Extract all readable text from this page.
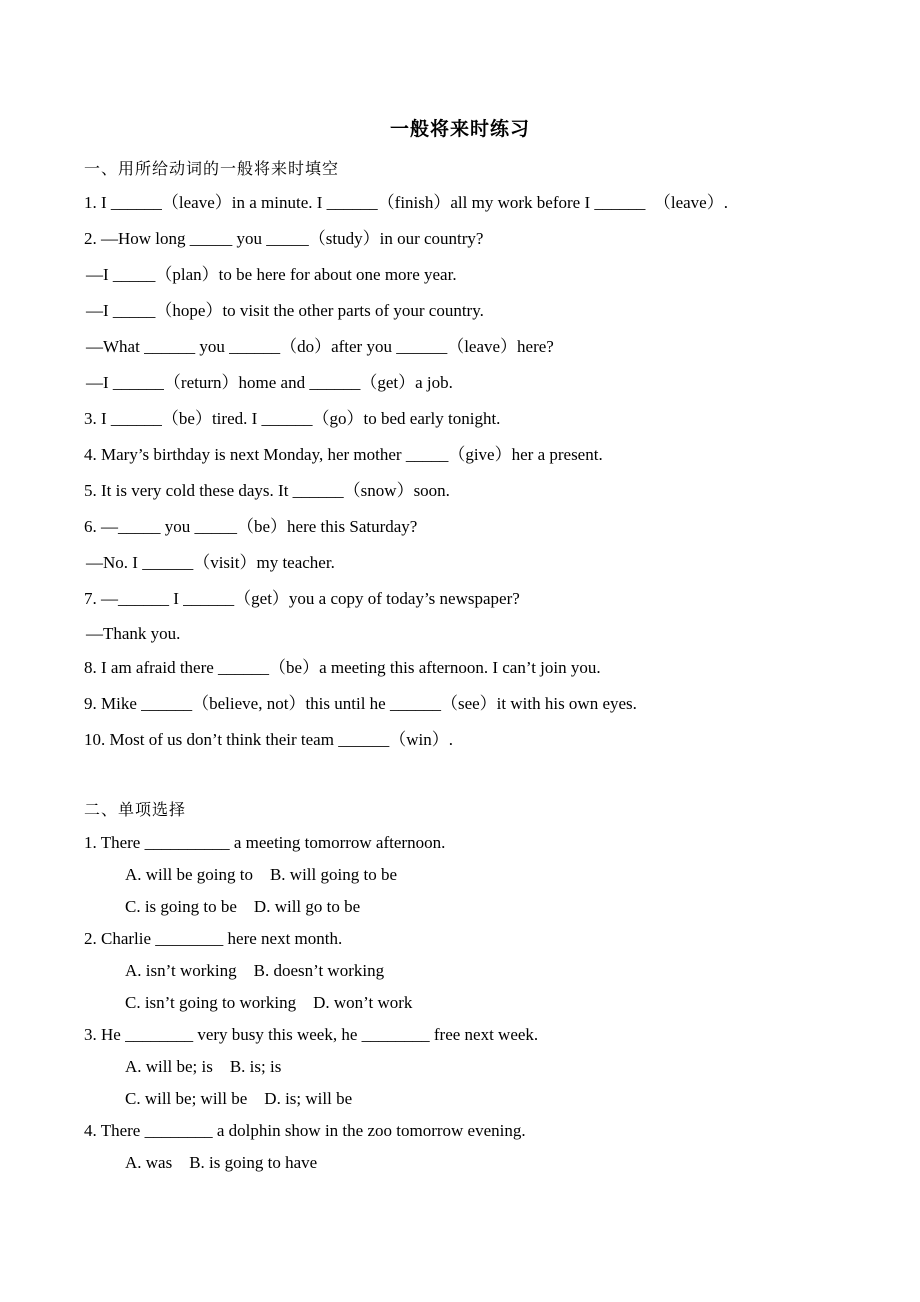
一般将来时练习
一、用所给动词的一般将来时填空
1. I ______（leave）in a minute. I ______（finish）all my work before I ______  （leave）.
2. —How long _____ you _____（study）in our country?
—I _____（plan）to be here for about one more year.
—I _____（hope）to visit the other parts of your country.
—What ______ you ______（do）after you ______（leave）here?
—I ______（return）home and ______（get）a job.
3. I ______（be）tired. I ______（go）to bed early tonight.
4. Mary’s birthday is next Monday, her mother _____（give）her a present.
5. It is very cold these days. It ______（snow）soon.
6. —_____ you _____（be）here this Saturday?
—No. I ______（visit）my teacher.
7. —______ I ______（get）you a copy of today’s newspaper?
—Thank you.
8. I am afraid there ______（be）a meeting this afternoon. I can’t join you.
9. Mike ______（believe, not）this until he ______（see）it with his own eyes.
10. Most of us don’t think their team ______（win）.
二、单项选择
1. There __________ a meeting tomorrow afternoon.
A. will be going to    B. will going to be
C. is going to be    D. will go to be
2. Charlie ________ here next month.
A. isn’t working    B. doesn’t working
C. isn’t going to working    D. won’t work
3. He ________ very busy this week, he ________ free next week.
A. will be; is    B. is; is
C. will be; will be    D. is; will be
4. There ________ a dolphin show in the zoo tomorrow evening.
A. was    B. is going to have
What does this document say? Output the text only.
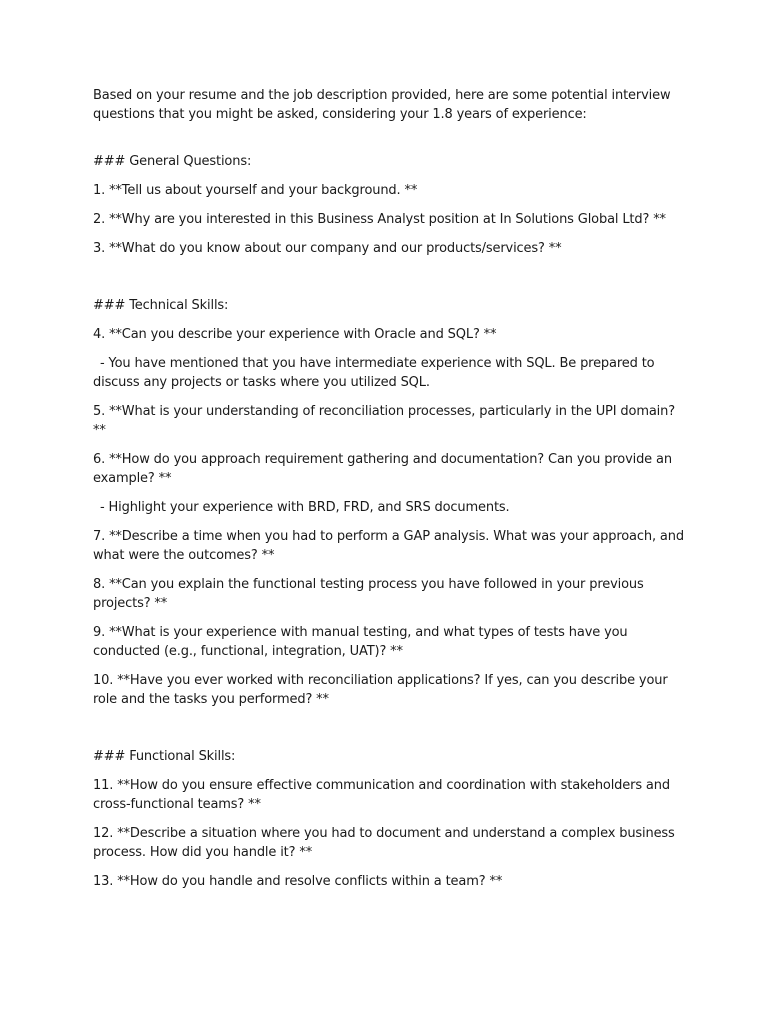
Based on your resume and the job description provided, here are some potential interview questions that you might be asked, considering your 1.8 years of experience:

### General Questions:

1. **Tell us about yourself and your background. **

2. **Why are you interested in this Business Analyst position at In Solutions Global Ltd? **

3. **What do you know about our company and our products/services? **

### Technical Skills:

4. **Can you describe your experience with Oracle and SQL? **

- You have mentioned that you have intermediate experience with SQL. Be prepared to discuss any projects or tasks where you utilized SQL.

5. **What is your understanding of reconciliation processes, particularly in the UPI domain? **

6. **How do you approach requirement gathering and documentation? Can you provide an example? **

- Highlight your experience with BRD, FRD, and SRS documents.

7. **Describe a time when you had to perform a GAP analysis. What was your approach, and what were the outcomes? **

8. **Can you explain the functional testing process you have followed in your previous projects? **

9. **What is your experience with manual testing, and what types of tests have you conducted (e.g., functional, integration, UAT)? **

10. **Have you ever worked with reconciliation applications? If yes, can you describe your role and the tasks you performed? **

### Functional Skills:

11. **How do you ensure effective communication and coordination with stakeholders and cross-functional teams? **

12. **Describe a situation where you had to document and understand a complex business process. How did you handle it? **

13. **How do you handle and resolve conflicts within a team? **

* * *

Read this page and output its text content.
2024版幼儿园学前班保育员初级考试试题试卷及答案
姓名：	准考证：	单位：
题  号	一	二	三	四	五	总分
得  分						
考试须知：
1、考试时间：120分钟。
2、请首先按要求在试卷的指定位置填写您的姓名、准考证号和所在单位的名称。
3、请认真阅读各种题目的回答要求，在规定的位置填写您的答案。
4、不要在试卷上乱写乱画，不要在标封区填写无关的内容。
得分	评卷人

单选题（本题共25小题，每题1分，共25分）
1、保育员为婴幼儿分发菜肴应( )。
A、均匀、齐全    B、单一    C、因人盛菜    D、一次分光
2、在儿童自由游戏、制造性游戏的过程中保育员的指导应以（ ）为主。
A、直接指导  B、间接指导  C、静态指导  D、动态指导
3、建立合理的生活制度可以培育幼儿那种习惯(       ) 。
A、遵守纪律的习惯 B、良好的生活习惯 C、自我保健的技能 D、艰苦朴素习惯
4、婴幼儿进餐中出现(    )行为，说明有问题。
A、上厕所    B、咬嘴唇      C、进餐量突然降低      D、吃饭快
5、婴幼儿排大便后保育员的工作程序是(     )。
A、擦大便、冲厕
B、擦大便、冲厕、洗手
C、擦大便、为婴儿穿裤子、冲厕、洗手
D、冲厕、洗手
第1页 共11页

==

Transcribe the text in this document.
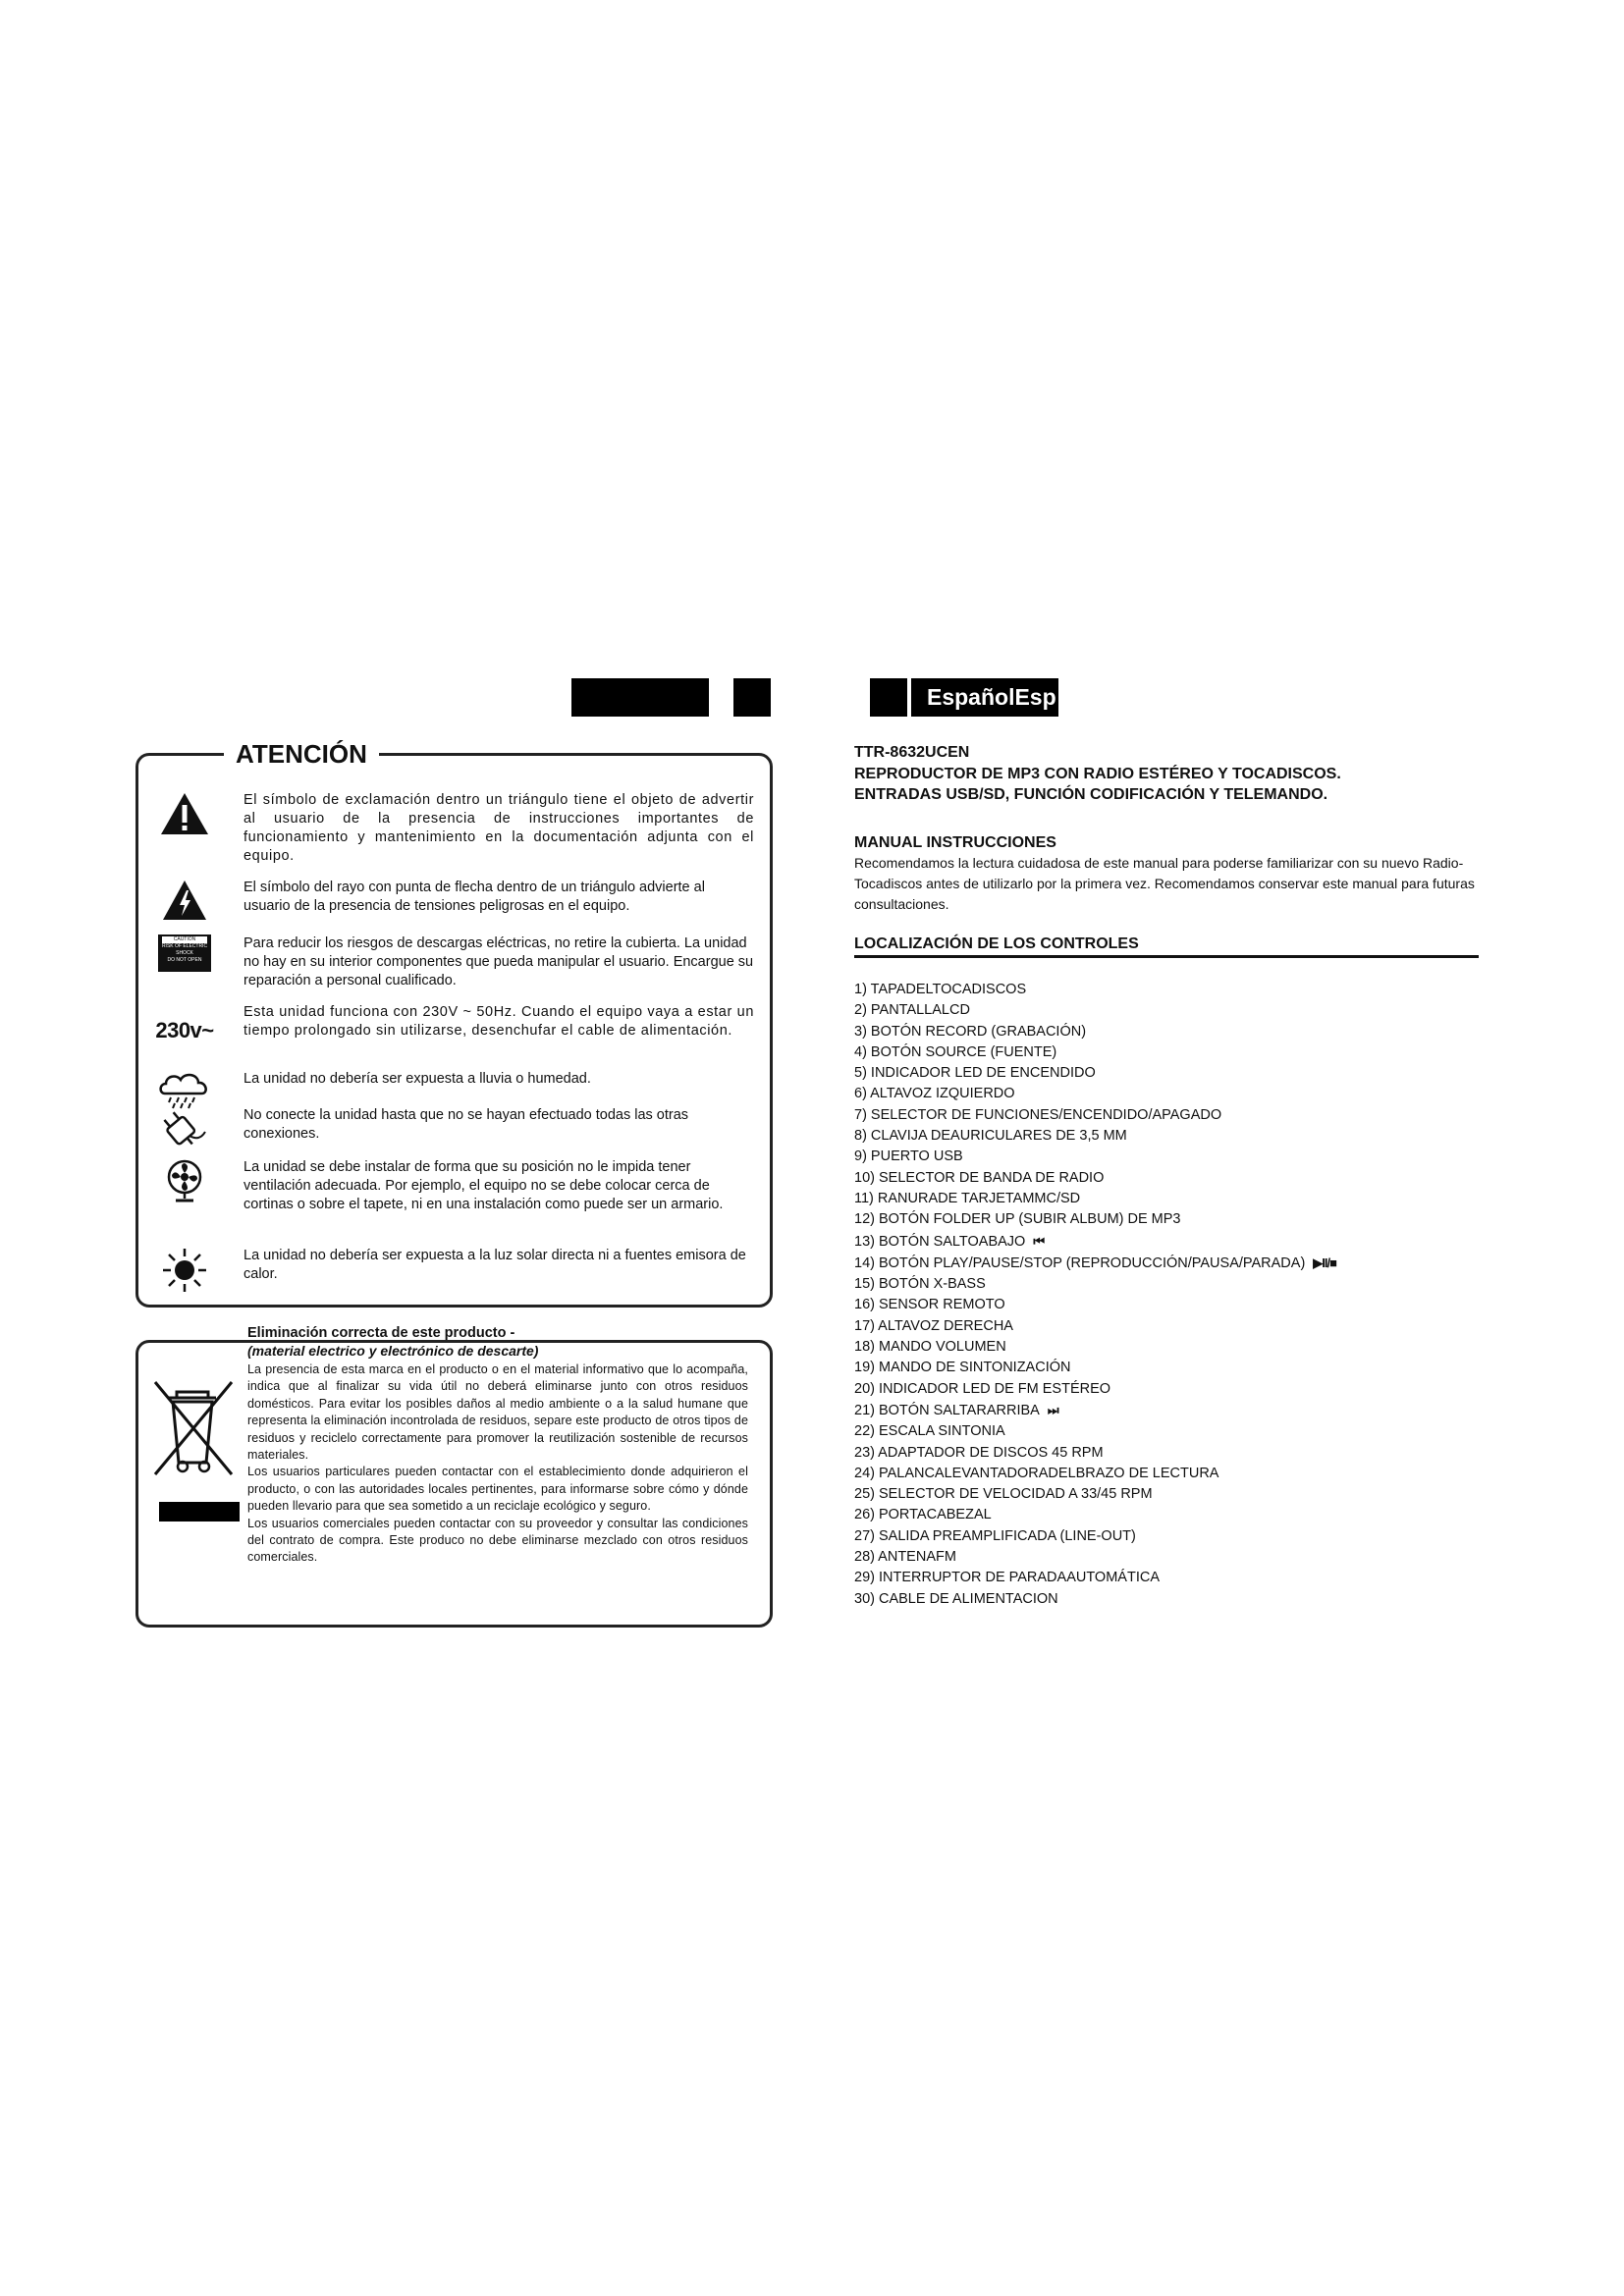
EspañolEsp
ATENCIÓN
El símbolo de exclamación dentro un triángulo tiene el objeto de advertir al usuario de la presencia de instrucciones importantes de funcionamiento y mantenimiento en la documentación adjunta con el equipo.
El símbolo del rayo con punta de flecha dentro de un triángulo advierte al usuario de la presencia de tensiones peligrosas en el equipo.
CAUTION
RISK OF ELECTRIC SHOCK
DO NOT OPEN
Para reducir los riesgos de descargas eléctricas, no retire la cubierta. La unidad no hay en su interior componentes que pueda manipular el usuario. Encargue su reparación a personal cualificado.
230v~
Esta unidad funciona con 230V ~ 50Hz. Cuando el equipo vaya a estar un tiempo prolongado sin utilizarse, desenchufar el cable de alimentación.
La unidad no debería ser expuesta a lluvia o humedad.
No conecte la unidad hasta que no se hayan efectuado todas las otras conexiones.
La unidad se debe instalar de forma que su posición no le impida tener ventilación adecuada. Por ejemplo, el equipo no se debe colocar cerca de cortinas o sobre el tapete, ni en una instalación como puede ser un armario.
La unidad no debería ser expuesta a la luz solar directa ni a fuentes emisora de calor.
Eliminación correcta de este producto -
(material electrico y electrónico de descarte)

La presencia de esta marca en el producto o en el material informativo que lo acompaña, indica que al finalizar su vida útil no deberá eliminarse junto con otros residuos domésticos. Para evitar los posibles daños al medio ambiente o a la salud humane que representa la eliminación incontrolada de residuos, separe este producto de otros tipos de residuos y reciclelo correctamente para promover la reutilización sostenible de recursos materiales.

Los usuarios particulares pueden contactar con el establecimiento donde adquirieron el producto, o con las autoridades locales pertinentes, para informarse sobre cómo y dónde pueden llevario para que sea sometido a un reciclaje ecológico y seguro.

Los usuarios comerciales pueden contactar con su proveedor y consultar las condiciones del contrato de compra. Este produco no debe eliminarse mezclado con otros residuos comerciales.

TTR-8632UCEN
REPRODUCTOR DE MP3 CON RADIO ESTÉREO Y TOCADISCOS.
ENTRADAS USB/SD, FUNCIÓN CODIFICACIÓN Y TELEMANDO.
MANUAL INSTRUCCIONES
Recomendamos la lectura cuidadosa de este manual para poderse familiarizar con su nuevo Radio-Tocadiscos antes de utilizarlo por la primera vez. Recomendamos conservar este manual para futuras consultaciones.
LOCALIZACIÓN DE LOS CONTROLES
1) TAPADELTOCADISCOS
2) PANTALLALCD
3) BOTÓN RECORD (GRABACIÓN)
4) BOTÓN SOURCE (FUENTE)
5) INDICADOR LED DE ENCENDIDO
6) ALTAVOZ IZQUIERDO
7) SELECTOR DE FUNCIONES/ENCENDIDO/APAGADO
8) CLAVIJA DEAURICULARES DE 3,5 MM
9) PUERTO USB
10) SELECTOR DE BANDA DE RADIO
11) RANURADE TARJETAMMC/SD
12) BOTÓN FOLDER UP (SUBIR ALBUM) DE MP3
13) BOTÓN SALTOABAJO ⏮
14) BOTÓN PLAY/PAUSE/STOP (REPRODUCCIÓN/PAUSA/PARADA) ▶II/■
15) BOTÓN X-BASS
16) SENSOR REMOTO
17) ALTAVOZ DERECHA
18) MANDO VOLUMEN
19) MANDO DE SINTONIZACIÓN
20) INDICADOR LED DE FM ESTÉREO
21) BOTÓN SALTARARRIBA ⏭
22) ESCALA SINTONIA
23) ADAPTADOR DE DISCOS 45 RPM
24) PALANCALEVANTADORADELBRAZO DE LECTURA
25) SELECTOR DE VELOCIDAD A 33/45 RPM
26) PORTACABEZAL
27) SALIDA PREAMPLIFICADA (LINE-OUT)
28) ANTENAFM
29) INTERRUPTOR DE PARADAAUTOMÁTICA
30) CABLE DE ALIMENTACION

Problem to work on
Pick out the lines containing the word "ALTAVOZ" and show them.

Worked solution
6) ALTAVOZ IZQUIERDO
17) ALTAVOZ DERECHA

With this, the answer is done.